• **Jouw opdracht**
Zet de regels vanaf de regel met "What elements are" tot en met de regel met "data-point [273,128,283,138]" in een Markdown-tabel met de kolommen Nr. en Tekst, waarbij Nr. het rijnummer is en Tekst de regel zelf. Laat lege regels weg.

• **Gegevensregels**

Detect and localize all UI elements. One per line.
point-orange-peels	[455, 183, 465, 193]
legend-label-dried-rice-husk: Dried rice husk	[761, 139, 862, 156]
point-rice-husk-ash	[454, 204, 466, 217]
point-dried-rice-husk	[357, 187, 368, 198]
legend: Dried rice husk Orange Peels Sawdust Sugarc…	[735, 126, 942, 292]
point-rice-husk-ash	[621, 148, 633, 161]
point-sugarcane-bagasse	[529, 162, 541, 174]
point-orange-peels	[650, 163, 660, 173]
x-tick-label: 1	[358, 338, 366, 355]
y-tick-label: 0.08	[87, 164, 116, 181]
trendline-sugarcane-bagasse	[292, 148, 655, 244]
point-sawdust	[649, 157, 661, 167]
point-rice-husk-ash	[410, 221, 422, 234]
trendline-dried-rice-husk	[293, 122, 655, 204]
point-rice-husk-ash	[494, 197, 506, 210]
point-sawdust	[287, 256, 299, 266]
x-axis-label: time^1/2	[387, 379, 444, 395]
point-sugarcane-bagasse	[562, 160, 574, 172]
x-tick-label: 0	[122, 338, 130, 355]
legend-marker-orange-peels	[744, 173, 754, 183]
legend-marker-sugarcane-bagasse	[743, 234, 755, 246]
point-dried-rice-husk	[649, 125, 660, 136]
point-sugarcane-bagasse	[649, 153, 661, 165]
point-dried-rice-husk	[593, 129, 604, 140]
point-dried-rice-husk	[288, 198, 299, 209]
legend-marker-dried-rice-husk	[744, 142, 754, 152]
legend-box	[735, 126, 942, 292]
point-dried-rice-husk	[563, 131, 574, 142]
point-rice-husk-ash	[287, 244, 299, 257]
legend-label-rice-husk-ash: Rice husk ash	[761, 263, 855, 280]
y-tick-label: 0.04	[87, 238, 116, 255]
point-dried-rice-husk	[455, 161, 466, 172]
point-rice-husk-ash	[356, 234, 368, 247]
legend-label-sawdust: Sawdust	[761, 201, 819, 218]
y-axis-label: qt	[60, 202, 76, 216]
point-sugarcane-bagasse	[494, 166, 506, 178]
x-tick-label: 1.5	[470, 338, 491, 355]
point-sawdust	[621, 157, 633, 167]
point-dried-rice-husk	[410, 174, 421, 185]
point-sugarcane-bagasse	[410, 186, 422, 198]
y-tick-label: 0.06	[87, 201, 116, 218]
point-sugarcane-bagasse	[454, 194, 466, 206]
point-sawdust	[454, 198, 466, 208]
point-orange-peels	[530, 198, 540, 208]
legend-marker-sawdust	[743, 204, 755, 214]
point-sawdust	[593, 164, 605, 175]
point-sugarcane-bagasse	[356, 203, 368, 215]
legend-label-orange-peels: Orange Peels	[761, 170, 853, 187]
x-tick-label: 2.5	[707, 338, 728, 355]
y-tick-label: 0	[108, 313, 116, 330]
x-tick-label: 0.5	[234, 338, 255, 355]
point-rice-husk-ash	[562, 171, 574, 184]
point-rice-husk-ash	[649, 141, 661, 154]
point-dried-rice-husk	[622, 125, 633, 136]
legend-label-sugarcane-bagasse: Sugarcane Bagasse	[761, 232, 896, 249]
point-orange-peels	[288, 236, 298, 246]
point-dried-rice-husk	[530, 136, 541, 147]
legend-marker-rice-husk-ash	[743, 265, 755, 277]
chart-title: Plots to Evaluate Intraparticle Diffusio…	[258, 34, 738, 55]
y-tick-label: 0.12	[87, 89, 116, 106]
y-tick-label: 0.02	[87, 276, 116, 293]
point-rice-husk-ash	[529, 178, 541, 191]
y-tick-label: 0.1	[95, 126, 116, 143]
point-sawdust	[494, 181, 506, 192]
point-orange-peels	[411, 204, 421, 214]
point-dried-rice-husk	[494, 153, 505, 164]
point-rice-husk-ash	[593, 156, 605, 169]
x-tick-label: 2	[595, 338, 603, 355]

--

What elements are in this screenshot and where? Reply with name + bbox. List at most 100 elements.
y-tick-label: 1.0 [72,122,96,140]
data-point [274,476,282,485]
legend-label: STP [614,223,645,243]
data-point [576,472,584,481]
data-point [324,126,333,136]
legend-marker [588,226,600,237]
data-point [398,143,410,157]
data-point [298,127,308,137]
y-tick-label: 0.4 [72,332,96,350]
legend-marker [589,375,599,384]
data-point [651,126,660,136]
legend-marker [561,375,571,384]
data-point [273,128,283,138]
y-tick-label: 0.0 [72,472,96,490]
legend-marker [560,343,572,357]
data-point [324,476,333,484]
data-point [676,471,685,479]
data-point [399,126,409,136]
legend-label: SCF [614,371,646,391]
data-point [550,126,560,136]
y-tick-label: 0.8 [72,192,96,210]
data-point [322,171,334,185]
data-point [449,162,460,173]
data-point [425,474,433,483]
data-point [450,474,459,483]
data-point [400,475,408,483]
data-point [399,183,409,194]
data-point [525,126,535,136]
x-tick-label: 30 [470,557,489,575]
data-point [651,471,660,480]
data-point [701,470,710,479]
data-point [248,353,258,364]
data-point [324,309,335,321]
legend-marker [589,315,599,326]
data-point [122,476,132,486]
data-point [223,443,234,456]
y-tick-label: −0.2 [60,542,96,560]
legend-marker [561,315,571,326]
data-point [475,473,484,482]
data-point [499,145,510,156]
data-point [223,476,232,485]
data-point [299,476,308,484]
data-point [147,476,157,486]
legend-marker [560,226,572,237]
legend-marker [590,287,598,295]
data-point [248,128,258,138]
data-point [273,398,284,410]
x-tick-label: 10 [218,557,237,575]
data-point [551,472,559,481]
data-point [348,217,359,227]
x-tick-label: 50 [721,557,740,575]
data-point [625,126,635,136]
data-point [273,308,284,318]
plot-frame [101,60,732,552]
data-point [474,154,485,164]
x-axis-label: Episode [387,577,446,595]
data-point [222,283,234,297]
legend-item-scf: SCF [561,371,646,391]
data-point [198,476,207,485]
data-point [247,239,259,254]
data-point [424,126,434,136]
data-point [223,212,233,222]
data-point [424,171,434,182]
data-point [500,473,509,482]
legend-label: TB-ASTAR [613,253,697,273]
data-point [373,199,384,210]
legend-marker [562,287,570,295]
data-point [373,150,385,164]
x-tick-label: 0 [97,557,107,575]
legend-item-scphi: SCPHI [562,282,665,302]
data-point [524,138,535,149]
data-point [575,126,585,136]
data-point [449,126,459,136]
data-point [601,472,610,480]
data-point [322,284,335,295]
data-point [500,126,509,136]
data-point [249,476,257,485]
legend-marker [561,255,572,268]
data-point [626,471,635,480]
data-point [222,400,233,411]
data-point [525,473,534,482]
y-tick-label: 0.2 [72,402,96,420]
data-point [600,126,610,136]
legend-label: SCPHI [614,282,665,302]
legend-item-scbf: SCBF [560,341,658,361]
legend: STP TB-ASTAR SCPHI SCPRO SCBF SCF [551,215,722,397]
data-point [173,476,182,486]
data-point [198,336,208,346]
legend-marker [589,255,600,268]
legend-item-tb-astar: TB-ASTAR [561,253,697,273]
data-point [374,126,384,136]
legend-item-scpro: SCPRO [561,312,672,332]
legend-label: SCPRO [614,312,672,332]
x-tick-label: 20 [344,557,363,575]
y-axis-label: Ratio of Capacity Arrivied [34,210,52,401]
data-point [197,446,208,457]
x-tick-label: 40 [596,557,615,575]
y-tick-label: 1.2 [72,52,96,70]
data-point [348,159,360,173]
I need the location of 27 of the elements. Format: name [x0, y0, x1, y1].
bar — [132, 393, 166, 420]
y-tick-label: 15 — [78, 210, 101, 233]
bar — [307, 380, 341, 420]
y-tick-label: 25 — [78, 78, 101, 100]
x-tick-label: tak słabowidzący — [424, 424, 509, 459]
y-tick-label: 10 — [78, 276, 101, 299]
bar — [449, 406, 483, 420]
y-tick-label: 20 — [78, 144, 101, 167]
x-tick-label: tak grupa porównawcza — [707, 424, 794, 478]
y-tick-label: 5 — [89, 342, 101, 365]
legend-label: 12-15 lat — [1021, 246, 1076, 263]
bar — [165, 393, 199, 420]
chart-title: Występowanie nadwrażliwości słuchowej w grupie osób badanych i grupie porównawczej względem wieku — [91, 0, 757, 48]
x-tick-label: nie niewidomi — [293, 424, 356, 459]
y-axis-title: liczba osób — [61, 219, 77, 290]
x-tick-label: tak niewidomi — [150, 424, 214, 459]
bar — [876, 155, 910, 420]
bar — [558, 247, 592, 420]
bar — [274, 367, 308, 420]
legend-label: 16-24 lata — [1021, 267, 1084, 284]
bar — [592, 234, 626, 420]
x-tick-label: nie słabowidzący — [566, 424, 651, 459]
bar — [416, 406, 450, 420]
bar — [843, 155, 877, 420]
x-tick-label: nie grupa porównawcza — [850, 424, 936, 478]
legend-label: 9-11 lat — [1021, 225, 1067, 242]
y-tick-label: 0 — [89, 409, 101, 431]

...

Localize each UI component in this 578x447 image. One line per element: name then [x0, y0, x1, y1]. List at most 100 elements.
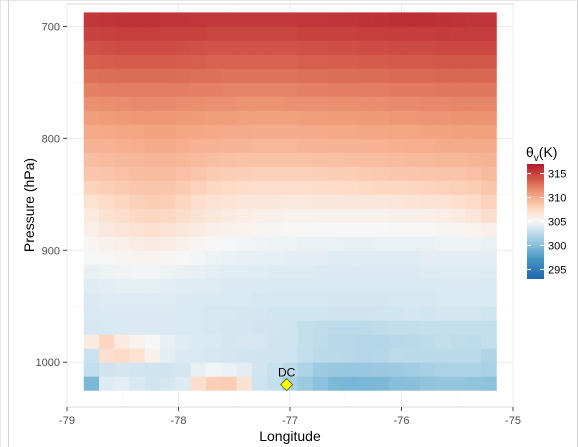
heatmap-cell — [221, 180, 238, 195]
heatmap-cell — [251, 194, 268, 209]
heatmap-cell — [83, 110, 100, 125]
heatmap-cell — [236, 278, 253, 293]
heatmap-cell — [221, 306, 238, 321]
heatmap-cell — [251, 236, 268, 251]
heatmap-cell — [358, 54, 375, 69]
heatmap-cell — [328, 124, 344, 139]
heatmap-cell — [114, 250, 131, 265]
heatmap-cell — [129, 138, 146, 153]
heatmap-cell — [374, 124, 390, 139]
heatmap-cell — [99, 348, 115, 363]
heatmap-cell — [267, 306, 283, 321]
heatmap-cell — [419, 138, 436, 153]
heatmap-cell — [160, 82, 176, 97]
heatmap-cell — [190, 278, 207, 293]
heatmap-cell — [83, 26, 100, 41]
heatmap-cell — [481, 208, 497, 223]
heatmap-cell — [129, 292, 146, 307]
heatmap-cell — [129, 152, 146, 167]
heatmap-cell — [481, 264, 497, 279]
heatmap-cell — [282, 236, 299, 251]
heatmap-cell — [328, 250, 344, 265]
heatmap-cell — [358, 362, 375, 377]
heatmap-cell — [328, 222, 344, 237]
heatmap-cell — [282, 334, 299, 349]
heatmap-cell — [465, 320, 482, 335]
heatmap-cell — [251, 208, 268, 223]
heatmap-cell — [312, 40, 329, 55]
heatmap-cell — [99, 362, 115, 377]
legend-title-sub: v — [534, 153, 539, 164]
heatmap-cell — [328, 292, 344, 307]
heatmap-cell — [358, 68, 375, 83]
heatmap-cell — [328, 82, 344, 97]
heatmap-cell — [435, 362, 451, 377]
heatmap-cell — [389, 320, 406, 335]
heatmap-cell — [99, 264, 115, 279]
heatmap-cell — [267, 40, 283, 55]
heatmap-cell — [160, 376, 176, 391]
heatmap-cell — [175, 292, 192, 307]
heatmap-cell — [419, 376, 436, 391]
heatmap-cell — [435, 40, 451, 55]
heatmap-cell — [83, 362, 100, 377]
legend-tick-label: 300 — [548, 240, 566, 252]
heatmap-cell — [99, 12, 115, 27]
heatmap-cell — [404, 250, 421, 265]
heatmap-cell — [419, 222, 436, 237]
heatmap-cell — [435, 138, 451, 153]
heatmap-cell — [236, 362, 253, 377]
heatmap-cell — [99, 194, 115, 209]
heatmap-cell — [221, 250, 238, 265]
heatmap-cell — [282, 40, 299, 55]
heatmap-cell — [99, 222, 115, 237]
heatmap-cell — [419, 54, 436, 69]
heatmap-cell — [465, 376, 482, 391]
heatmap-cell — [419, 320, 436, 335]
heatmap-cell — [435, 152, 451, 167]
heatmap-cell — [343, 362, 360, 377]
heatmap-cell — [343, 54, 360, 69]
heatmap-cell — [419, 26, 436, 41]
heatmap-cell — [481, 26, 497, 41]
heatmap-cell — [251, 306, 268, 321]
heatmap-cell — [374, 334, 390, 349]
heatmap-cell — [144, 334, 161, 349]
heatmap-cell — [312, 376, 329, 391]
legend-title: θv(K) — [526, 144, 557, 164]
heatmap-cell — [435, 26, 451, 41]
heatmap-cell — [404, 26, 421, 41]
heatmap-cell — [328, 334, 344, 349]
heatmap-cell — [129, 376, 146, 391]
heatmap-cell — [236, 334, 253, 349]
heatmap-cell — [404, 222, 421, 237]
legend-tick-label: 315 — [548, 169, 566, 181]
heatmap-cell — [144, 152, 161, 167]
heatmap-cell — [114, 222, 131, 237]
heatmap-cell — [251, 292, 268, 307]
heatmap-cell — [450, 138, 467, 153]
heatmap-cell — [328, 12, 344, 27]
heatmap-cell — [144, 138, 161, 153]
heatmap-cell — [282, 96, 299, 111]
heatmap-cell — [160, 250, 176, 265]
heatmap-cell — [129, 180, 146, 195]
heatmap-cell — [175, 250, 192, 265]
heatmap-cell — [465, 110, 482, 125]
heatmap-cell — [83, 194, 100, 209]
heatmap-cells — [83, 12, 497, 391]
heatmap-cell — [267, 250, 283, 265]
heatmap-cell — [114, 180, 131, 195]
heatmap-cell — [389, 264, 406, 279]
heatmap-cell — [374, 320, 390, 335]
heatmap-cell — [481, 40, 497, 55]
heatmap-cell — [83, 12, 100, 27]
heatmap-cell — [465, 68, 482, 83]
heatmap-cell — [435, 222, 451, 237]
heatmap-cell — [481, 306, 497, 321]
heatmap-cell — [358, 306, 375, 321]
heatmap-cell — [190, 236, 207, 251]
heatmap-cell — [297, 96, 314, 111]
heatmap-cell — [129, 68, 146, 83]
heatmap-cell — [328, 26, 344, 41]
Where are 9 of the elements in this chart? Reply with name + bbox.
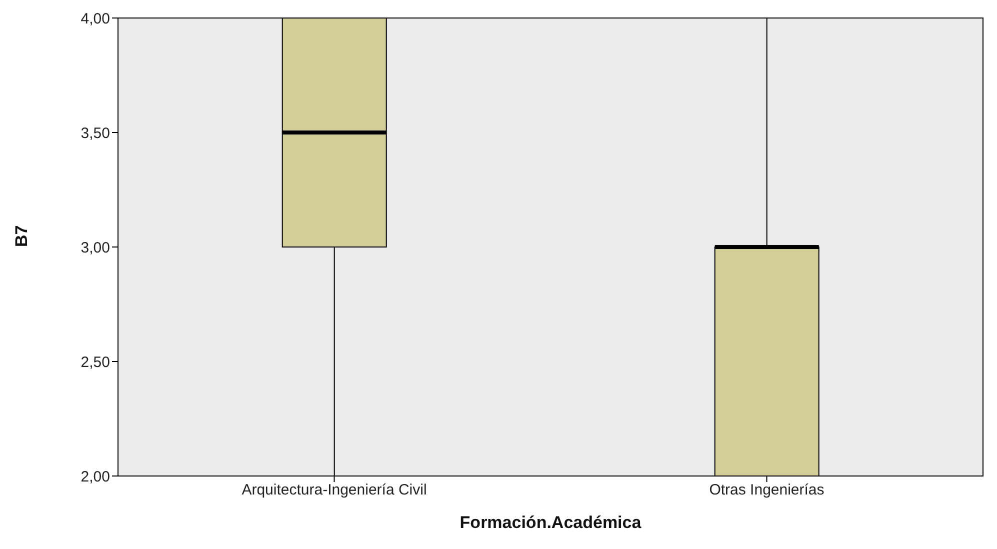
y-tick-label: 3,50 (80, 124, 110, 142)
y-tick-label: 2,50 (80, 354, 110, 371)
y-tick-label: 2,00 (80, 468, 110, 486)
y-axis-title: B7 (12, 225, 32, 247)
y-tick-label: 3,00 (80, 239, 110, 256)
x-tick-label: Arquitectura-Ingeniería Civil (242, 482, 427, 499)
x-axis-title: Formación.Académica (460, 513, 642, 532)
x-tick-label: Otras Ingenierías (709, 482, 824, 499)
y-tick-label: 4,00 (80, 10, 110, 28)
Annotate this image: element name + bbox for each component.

• **Eindantwoord**
| Nr. | Tekst |
|---|---|
| 1 | What elements are in this screenshot and where? Reply with name + bbox. List at most 100 elements. |
| 2 | y-tick-label: 1.0 [72,122,96,140] |
| 3 | data-point [274,476,282,485] |
| 4 | legend-label: STP [614,223,645,243] |
| 5 | data-point [576,472,584,481] |
| 6 | data-point [324,126,333,136] |
| 7 | legend-marker [588,226,600,237] |
| 8 | data-point [398,143,410,157] |
| 9 | data-point [298,127,308,137] |
| 10 | y-tick-label: 0.4 [72,332,96,350] |
| 11 | legend-marker [589,375,599,384] |
| 12 | data-point [651,126,660,136] |
| 13 | legend-marker [561,375,571,384] |
| 14 | data-point [273,128,283,138] |